* **Text excerpt**:
################

Many aspects of Goethe - lermontov
http://www.the-tls.co.uk/articles/public/fragments-of-confession/
======
jrapdx3
Goethe was a figure I was introduced to in college courses, but that was a
long time ago. The article was a good reminder of the absolute depth of genius
he represented, and makes me interested in exploring the work again.

Mastering several diverse fields of knowledge in today's hyper-specialized
world isn't so much esteemed, yet Goethe's abilities in such a broad array of
domains remains remarkable and admirable. Succeeding in science, visual arts,
poetry, writing for the stage, etc. is a luxury afforded very few of us, but
gazing at his vast output might at least encourage us to make as full use as
possible of our less lavish talents, and not forget to celebrate worthwhile
achievements.

################

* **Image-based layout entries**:
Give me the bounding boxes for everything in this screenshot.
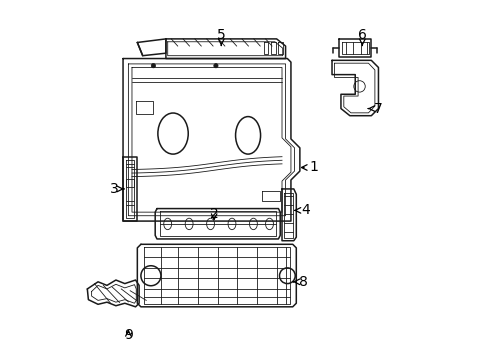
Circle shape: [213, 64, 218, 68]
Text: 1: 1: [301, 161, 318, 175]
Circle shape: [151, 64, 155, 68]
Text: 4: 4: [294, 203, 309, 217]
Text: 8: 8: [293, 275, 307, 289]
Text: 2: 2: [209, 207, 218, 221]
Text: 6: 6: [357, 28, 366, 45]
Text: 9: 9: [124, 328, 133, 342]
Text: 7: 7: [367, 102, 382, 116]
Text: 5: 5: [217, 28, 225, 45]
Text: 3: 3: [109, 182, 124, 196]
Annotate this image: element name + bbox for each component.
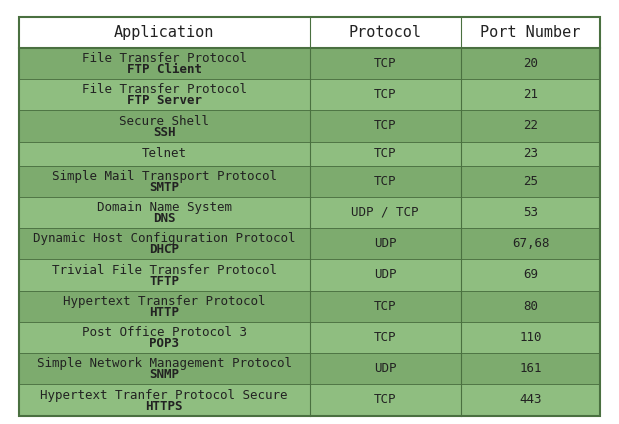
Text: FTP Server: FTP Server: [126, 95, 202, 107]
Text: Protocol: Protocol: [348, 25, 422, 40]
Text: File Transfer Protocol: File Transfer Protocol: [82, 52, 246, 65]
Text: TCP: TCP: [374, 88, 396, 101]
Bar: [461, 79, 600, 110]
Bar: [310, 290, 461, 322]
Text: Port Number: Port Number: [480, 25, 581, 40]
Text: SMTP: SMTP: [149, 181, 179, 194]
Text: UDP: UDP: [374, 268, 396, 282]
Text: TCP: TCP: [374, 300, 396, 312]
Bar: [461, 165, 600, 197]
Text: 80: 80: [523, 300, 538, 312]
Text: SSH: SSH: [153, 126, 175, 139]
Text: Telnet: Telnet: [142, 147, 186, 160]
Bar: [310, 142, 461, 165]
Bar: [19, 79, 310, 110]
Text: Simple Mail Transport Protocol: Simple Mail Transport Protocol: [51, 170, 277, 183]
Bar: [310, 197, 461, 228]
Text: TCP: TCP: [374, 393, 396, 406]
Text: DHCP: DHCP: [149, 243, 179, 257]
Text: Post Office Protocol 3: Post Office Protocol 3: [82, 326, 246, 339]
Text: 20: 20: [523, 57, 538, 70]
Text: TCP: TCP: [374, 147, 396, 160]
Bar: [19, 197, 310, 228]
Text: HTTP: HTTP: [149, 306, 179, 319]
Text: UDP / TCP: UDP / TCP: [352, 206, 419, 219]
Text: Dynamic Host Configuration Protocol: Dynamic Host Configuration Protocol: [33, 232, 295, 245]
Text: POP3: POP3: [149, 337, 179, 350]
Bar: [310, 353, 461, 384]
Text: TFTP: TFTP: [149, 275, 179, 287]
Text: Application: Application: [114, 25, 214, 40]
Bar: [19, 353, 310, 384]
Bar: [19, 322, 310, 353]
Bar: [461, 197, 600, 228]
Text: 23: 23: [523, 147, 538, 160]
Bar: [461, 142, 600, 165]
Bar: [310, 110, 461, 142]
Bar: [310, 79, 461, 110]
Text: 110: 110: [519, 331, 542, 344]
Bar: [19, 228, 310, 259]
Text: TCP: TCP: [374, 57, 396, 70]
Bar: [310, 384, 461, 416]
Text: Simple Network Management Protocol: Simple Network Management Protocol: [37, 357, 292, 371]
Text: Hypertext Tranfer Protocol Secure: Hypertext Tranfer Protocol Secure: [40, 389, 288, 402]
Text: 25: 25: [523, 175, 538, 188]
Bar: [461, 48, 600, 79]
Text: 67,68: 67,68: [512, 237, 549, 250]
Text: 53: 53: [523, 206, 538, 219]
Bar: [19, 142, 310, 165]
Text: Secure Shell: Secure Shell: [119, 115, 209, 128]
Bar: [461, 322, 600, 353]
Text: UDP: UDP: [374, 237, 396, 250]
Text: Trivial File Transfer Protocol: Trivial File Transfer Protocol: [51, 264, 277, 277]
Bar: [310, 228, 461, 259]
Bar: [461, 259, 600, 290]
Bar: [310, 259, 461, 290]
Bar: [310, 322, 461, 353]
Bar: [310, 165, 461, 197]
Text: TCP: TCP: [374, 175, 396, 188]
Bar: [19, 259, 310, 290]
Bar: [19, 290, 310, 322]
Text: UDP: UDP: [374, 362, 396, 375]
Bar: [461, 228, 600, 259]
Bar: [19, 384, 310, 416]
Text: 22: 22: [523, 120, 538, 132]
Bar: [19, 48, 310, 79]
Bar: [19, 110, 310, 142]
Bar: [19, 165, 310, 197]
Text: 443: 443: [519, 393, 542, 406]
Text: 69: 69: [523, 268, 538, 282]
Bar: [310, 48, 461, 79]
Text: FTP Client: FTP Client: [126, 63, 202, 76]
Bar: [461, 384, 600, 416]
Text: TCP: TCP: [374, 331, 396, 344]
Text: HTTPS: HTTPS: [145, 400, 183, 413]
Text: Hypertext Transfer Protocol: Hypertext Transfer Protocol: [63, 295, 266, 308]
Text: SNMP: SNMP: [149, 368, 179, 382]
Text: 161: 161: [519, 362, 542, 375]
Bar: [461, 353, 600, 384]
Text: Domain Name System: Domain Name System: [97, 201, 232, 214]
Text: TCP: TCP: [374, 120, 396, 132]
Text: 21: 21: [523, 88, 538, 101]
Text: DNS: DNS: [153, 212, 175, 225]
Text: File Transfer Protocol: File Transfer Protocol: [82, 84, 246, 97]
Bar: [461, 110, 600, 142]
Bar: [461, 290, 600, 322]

################

* **What to work on**: Output the whole Goethe thread again, word for word. Work from the Goethe thread alone and leave the items aside.

* **Task solution**:
Many aspects of Goethe - lermontov
http://www.the-tls.co.uk/articles/public/fragments-of-confession/
======
jrapdx3
Goethe was a figure I was introduced to in college courses, but that was a
long time ago. The article was a good reminder of the absolute depth of genius
he represented, and makes me interested in exploring the work again.

Mastering several diverse fields of knowledge in today's hyper-specialized
world isn't so much esteemed, yet Goethe's abilities in such a broad array of
domains remains remarkable and admirable. Succeeding in science, visual arts,
poetry, writing for the stage, etc. is a luxury afforded very few of us, but
gazing at his vast output might at least encourage us to make as full use as
possible of our less lavish talents, and not forget to celebrate worthwhile
achievements.